Entries taken from a collection:
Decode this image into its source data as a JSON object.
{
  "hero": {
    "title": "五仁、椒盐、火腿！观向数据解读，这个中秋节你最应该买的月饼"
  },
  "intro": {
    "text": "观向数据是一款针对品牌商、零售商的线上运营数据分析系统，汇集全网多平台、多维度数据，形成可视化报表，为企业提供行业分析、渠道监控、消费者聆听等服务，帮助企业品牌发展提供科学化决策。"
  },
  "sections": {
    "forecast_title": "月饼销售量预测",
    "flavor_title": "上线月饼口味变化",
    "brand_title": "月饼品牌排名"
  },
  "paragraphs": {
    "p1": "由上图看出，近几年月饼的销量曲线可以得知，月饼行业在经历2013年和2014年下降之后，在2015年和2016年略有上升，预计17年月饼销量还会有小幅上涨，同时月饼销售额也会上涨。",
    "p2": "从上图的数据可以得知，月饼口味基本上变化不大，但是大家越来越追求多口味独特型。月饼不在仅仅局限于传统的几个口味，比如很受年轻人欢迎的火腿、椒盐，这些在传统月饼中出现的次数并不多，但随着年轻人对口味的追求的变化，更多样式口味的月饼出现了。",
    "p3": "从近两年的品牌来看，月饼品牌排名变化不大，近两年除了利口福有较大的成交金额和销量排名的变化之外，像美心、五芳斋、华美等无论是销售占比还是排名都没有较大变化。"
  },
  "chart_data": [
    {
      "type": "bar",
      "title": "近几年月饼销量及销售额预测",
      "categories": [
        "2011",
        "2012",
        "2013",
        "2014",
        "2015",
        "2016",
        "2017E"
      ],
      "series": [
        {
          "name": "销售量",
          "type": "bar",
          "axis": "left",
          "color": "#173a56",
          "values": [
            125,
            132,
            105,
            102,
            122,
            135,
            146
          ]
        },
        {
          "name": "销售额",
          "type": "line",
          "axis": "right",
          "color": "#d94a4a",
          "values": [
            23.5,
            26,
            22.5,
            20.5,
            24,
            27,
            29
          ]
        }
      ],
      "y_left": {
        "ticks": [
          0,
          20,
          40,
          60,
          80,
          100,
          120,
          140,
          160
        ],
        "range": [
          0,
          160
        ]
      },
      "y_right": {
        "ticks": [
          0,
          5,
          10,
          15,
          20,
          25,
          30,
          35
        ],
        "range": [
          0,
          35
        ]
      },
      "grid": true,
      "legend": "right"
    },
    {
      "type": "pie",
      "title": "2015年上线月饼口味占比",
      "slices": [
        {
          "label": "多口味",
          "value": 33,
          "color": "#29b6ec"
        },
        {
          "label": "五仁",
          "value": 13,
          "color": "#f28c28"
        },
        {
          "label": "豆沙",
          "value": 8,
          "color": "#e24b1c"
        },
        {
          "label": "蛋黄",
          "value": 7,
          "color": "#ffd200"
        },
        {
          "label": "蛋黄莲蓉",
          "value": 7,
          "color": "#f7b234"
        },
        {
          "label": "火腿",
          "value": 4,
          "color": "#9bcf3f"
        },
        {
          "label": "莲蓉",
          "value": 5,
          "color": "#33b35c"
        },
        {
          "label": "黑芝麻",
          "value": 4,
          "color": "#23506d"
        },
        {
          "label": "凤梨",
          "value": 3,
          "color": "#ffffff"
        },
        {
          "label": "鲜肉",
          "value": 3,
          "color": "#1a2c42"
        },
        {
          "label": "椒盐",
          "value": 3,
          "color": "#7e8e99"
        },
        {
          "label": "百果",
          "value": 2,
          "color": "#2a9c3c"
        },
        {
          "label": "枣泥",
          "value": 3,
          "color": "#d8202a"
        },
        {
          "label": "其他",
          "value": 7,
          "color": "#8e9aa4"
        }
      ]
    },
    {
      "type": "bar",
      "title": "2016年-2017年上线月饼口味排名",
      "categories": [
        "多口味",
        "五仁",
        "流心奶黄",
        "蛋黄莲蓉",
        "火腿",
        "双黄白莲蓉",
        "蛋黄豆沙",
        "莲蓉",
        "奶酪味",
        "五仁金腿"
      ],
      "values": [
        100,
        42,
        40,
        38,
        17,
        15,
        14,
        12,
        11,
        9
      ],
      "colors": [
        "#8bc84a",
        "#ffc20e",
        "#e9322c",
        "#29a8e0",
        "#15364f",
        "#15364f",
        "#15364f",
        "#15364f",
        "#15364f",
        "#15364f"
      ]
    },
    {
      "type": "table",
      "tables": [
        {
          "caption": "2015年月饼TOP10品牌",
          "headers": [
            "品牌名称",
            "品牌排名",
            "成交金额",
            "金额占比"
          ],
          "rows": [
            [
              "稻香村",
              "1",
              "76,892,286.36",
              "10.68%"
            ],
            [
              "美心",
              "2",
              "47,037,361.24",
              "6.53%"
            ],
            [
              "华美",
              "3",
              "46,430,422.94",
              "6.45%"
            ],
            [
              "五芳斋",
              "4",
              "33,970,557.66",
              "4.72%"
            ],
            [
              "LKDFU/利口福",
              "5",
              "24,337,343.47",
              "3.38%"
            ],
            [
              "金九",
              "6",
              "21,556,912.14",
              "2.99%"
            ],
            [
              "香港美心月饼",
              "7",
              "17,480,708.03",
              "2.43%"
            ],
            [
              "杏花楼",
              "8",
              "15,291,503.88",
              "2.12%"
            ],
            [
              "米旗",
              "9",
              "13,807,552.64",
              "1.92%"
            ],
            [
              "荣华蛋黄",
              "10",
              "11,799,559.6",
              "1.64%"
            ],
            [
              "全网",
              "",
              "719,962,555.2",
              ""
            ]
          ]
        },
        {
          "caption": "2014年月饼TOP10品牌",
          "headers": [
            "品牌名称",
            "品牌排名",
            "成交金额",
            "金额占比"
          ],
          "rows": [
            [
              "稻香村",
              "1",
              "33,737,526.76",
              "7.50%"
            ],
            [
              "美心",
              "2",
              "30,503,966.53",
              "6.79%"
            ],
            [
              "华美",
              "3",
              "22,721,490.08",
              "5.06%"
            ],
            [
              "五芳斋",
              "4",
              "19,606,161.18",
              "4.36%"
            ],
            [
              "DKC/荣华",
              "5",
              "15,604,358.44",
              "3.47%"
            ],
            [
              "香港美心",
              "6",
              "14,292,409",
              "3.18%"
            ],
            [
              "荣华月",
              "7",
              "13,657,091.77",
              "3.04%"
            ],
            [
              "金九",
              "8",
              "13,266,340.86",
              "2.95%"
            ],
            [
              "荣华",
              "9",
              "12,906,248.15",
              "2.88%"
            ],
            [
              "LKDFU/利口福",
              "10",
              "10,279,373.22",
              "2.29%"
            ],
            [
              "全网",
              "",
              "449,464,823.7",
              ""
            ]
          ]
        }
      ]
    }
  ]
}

==

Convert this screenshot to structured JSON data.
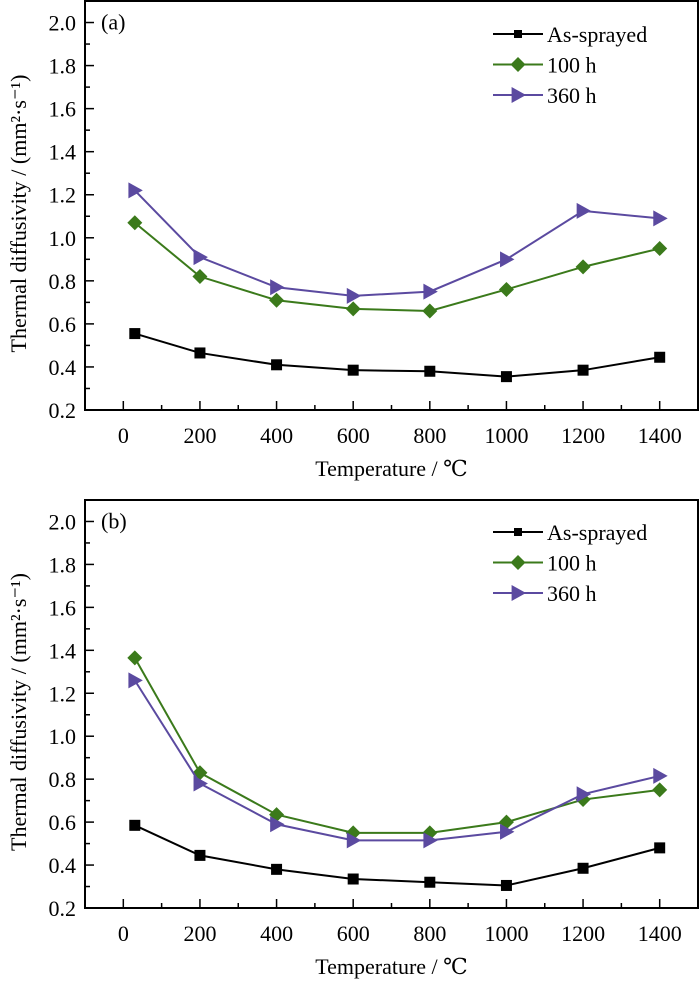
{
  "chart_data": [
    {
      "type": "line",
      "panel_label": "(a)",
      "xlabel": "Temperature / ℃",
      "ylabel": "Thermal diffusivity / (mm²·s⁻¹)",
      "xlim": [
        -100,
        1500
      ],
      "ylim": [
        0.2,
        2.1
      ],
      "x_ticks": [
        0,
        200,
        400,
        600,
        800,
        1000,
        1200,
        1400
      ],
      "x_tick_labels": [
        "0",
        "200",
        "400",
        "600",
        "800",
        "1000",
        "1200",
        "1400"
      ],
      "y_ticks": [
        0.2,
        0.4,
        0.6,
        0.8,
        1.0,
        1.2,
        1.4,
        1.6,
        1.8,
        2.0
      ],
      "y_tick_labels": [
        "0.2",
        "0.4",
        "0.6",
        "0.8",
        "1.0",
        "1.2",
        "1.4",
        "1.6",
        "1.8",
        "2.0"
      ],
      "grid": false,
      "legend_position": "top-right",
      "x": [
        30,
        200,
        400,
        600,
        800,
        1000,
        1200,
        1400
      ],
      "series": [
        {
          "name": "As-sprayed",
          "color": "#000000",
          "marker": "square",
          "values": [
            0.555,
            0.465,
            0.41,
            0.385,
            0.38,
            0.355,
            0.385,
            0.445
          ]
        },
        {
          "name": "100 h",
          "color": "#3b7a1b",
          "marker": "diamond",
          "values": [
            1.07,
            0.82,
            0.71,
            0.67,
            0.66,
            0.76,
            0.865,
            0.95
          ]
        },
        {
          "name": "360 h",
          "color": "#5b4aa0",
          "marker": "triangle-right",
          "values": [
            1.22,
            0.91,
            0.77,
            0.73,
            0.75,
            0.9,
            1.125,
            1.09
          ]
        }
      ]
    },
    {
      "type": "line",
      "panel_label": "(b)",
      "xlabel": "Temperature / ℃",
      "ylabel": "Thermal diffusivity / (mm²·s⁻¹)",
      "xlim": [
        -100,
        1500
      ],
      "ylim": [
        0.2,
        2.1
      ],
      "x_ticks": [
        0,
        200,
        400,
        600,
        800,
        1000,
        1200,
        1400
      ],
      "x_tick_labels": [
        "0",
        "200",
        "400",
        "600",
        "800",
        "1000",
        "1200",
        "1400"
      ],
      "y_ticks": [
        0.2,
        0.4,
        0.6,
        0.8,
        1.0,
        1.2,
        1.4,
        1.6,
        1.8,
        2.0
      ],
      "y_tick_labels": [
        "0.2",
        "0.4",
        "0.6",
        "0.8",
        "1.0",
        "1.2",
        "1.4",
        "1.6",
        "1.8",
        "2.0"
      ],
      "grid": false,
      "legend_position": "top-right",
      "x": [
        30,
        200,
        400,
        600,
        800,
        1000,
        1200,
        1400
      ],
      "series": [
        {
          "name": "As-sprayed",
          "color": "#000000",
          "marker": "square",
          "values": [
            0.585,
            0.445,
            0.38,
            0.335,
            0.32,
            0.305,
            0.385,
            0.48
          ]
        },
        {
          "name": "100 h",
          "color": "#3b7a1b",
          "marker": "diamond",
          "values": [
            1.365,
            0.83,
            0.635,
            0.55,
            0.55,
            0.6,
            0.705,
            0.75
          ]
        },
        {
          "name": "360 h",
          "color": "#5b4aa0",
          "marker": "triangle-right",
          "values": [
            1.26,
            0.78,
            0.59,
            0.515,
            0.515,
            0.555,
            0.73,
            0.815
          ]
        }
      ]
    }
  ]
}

--

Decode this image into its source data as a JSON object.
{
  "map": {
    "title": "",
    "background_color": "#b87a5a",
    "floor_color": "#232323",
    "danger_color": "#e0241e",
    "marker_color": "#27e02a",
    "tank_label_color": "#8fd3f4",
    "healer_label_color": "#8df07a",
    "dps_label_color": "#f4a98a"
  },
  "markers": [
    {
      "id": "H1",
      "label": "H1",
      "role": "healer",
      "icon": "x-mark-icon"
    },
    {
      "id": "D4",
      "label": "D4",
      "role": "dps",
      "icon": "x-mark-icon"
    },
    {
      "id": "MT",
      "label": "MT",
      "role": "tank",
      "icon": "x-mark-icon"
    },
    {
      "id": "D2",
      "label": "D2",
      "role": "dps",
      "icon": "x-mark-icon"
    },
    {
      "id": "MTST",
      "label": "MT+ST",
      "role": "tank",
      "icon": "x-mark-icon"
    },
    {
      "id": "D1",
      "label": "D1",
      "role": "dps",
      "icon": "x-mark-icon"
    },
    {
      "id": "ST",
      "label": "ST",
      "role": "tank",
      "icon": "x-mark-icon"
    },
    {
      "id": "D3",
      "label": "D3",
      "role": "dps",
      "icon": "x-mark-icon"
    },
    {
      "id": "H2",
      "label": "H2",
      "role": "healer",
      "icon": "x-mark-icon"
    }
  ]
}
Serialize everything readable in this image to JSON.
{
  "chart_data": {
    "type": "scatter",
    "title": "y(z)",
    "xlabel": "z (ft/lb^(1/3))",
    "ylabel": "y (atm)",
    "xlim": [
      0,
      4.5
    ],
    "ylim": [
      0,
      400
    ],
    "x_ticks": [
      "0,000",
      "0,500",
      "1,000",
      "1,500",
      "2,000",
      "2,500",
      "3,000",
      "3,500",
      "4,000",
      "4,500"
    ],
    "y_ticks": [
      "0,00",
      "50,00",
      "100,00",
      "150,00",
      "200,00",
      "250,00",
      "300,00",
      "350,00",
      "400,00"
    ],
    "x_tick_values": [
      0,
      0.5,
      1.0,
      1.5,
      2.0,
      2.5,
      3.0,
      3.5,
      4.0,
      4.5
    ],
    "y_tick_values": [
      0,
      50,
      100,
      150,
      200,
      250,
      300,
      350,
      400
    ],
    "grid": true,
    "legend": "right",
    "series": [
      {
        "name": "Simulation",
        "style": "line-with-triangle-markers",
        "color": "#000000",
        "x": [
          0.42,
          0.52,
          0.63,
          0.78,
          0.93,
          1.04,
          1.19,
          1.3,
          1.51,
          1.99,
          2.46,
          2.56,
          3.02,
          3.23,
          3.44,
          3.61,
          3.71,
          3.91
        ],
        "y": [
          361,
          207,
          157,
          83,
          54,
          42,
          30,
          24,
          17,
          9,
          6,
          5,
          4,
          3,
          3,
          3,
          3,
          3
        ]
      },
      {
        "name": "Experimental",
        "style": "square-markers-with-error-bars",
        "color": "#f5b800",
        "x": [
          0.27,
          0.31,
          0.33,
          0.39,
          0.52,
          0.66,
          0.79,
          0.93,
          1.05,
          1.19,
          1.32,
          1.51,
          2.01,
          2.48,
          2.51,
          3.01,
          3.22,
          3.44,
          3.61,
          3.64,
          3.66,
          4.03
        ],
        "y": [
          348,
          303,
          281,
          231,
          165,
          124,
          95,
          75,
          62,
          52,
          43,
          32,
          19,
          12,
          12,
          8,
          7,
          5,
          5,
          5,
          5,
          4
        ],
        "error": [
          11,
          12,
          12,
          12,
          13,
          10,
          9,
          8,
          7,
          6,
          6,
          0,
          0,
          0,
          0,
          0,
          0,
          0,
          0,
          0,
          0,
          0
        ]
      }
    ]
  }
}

Your instructions:
Locate all lines in the listing above with the word "this" and copy them.

Result below:
Decode this image into its source data as a JSON object.
Convert this screenshot to structured JSON data.
Decode this image into its source data as a JSON object.
Serialize everything readable in this image to JSON.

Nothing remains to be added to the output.